• **Directions**: Gather, from the data below, each line in which the word "ylabel" occurs.

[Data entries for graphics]
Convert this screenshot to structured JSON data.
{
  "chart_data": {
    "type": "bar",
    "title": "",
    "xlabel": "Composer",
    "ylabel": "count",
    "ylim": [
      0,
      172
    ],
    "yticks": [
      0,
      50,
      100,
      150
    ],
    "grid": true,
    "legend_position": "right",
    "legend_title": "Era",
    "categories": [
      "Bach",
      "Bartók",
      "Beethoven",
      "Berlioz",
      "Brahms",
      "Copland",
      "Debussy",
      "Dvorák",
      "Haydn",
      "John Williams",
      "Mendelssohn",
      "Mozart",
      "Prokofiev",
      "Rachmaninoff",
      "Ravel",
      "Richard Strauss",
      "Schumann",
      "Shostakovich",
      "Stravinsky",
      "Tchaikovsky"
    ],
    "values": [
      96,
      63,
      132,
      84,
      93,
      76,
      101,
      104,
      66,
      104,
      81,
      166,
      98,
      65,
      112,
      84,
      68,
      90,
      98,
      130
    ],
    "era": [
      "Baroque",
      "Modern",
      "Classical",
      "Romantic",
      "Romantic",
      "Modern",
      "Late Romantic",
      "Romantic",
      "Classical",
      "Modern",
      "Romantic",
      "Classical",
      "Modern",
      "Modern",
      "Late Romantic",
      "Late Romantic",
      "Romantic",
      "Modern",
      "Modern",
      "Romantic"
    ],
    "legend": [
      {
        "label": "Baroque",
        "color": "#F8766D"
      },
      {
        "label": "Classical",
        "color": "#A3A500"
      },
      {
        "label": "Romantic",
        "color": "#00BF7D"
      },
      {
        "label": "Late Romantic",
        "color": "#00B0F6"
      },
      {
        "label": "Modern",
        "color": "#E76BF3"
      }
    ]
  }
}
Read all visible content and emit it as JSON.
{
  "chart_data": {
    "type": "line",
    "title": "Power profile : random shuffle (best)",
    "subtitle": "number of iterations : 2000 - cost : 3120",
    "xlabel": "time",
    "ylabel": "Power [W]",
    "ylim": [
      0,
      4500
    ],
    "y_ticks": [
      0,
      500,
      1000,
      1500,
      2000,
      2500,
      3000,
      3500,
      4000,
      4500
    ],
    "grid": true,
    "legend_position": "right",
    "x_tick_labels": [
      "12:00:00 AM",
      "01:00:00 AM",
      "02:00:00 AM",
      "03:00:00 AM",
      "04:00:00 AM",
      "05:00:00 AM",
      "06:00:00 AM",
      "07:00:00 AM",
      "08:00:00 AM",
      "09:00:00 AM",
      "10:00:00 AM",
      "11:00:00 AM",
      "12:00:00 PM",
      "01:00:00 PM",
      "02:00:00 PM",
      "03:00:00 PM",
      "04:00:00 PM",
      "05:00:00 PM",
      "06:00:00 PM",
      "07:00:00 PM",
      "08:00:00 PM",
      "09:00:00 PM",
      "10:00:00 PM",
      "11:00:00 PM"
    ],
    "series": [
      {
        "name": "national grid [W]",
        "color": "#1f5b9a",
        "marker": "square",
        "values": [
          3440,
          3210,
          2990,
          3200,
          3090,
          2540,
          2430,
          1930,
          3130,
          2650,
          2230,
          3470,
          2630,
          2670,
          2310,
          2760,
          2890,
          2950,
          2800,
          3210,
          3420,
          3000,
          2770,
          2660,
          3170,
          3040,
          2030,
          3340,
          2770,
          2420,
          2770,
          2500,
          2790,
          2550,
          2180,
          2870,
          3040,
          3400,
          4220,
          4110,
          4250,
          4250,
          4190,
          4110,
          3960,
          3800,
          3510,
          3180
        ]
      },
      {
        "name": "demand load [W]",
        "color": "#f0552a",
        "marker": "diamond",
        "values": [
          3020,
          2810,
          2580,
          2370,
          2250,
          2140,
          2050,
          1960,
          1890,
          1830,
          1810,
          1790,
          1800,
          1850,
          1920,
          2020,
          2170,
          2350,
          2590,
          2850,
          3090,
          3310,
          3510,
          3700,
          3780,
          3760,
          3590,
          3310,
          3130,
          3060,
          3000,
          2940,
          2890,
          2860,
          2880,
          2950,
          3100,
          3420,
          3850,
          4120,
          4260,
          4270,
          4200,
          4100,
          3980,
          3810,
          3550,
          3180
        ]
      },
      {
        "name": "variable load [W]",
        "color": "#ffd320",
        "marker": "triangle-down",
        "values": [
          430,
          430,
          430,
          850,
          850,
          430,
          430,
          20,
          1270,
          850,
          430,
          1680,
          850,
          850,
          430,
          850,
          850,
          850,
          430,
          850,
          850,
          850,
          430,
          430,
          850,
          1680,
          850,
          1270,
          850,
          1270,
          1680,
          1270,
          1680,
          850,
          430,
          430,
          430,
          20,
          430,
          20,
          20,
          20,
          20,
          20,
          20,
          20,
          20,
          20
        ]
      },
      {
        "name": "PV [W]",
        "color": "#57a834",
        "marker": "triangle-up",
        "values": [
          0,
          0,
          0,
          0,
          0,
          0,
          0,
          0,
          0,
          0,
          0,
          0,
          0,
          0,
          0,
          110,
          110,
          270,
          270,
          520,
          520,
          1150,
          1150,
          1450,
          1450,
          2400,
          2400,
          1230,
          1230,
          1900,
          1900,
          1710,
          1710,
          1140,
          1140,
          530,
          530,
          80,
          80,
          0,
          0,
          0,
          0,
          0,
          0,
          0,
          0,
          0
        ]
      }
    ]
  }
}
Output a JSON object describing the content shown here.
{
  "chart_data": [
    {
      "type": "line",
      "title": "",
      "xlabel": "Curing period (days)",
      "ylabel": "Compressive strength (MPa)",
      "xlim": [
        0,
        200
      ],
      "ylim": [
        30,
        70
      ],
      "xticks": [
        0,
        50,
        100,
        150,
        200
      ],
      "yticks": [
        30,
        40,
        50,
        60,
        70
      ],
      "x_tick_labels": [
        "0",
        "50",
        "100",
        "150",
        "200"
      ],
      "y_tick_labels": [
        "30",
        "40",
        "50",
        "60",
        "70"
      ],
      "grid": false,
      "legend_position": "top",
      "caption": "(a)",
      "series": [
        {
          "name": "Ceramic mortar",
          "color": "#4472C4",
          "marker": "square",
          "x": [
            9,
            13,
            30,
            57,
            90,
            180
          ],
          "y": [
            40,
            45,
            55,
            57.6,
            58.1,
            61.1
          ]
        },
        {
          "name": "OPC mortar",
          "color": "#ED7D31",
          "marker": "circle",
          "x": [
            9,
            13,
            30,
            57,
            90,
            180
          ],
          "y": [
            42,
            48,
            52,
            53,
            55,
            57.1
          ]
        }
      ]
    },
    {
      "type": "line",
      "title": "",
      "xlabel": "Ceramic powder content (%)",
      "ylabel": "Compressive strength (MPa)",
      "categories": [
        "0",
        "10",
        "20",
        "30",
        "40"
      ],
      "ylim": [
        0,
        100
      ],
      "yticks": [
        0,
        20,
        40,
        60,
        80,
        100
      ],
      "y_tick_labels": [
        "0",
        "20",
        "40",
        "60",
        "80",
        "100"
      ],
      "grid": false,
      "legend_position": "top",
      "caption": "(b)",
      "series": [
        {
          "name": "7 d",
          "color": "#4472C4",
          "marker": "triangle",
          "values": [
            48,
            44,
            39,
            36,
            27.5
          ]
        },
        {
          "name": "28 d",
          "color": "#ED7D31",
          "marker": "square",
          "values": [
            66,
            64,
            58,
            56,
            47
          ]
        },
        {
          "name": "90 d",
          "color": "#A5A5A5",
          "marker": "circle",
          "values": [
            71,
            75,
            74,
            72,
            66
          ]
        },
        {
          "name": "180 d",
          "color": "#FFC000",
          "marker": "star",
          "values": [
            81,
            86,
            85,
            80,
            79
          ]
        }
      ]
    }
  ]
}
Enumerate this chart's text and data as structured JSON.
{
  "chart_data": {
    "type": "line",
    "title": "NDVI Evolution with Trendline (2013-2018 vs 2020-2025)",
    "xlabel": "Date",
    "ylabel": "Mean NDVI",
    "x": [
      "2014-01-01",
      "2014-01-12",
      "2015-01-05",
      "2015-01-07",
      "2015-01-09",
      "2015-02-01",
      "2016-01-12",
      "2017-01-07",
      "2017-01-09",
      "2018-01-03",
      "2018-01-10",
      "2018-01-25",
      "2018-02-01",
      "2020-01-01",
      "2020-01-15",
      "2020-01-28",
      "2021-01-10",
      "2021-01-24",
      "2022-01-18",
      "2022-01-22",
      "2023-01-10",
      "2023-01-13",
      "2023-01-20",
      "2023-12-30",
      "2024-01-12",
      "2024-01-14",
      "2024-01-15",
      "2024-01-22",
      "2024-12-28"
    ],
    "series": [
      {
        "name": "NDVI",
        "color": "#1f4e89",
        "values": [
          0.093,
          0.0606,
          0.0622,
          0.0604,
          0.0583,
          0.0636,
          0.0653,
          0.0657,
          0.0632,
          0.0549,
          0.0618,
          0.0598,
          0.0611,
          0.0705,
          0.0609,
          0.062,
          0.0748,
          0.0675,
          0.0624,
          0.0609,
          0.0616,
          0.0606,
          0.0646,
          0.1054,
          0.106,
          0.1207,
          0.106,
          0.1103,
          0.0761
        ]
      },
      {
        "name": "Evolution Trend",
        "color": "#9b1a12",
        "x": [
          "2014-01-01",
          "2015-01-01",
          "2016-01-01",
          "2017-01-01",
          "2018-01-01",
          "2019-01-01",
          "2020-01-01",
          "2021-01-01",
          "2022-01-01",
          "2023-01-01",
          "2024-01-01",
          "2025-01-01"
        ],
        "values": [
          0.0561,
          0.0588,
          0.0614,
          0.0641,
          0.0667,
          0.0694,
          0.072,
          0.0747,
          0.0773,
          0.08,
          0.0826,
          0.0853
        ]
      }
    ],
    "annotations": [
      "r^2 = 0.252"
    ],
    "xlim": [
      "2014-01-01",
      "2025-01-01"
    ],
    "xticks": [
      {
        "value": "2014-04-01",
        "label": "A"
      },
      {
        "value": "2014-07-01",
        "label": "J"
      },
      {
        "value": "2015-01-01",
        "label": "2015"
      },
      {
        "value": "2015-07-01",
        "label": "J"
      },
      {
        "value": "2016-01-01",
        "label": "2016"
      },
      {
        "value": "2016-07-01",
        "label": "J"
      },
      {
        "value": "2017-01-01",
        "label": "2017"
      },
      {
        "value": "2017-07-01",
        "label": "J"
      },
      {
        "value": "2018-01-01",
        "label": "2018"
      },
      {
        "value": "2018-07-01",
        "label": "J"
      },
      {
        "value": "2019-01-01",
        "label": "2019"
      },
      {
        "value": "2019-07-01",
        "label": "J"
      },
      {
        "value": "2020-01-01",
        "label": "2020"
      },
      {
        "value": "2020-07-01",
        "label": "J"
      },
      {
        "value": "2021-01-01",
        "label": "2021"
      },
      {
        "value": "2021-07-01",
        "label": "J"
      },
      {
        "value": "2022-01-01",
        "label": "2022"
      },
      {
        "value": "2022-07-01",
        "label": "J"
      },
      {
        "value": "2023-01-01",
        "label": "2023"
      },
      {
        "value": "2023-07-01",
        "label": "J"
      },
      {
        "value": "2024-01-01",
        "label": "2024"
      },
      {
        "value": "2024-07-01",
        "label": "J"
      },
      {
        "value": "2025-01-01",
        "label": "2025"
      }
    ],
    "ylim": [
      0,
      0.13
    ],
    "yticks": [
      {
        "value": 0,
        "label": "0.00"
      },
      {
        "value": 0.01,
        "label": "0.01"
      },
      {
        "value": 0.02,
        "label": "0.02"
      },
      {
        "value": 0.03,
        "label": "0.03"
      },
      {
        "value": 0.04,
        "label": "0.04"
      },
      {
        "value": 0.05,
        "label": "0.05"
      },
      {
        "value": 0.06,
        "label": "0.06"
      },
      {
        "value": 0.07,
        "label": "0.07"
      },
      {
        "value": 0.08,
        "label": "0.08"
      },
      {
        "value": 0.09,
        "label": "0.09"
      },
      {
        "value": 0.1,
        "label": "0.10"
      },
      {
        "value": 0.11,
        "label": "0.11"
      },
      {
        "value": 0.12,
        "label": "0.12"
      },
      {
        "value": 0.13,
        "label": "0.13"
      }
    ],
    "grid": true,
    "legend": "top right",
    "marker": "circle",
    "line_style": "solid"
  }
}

• **Task solution**:
    "ylabel": "count",
    "ylabel": "Power [W]",
      "ylabel": "Compressive strength (MPa)",
      "ylabel": "Compressive strength (MPa)",
    "ylabel": "Mean NDVI",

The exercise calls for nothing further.